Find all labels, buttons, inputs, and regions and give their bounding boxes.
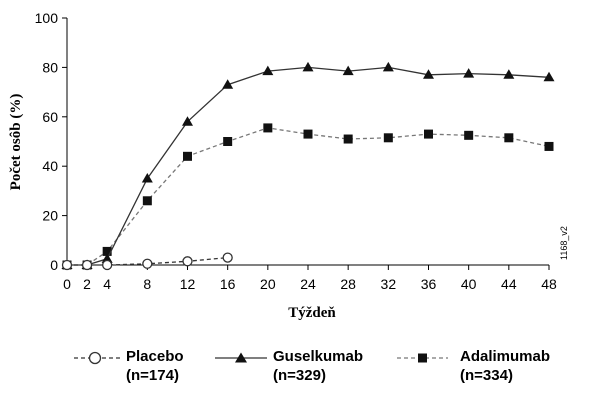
y-ticks: 0 20 40 60 80 100	[35, 10, 67, 273]
figure-code-label: 1168_v2	[559, 226, 569, 260]
legend-marker-placebo	[88, 351, 102, 365]
legend-n-guselkumab: (n=329)	[273, 367, 326, 384]
data-point-guselkumab	[503, 69, 515, 79]
data-point-guselkumab	[302, 61, 314, 72]
x-tick-label: 8	[143, 276, 151, 292]
y-tick-label: 60	[42, 109, 58, 125]
legend-item-adalimumab: Adalimumab (n=334)	[397, 348, 550, 384]
data-point-adalimumab	[464, 130, 474, 140]
x-tick-label: 12	[180, 276, 196, 292]
data-point-placebo	[222, 252, 233, 263]
legend-item-placebo: Placebo (n=174)	[74, 348, 184, 384]
legend-marker-guselkumab	[235, 352, 247, 363]
data-point-placebo	[182, 256, 193, 267]
y-tick-label: 80	[42, 59, 58, 75]
y-tick-label: 40	[42, 158, 58, 174]
x-tick-label: 4	[103, 276, 111, 292]
legend: Placebo (n=174) Guselkumab (n=329) Adali…	[74, 348, 550, 384]
data-point-adalimumab	[263, 123, 273, 133]
data-point-adalimumab	[424, 129, 433, 139]
data-point-guselkumab	[342, 65, 354, 76]
data-point-adalimumab	[223, 137, 233, 146]
data-point-guselkumab	[182, 116, 193, 126]
legend-item-guselkumab: Guselkumab (n=329)	[215, 348, 363, 384]
series-layer	[61, 61, 555, 271]
data-point-adalimumab	[102, 246, 112, 256]
x-tick-label: 24	[300, 276, 316, 292]
data-point-adalimumab	[504, 133, 514, 143]
x-tick-label: 16	[220, 276, 236, 292]
x-tick-label: 32	[381, 276, 397, 292]
legend-label-placebo: Placebo	[126, 348, 184, 365]
x-tick-label: 40	[461, 276, 477, 292]
x-axis-title: Týždeň	[288, 305, 336, 321]
data-point-adalimumab	[303, 129, 313, 139]
x-tick-label: 48	[541, 276, 557, 292]
data-point-guselkumab	[101, 253, 113, 263]
data-point-adalimumab	[383, 133, 393, 143]
data-point-adalimumab	[343, 134, 353, 144]
data-point-adalimumab	[142, 196, 152, 206]
x-tick-label: 28	[340, 276, 356, 292]
series-line-guselkumab	[67, 66, 550, 266]
data-point-adalimumab	[183, 151, 192, 161]
series-line-adalimumab	[67, 127, 550, 266]
x-tick-label: 0	[63, 276, 71, 292]
y-tick-label: 100	[35, 10, 59, 26]
data-point-guselkumab	[543, 71, 555, 82]
x-tick-label: 2	[83, 276, 91, 292]
data-point-guselkumab	[222, 79, 234, 89]
data-point-guselkumab	[262, 65, 274, 76]
data-point-guselkumab	[141, 173, 153, 183]
x-tick-label: 36	[421, 276, 437, 292]
y-axis-title: Počet osôb (%)	[8, 94, 24, 191]
x-tick-label: 20	[260, 276, 276, 292]
data-point-placebo	[61, 259, 73, 271]
y-tick-label: 20	[42, 208, 58, 224]
data-point-guselkumab	[382, 61, 394, 72]
x-ticks: 0 2 4 8 12 16 20 24 28 32 36 40 44 48	[63, 265, 557, 292]
x-tick-label: 44	[501, 276, 517, 292]
legend-marker-adalimumab	[418, 353, 427, 363]
y-tick-label: 0	[50, 257, 58, 273]
legend-label-guselkumab: Guselkumab	[273, 348, 363, 365]
legend-label-adalimumab: Adalimumab	[460, 348, 550, 365]
data-point-guselkumab	[423, 69, 434, 79]
data-point-placebo	[81, 259, 93, 271]
legend-n-placebo: (n=174)	[126, 367, 179, 384]
data-point-adalimumab	[544, 141, 554, 151]
data-point-placebo	[102, 259, 113, 271]
data-point-placebo	[142, 258, 153, 269]
data-point-guselkumab	[463, 68, 475, 78]
legend-n-adalimumab: (n=334)	[460, 367, 513, 384]
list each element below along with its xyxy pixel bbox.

--

• **TASK PROMPT**: Please gather every line from the rows above that contains the string "title", treating uppercase and lowercase as different.

• **THE COMPLETED TASK**:
x-axis-title: Týždeň	[288, 305, 336, 321]
y-axis-title: Počet osôb (%)	[8, 94, 24, 191]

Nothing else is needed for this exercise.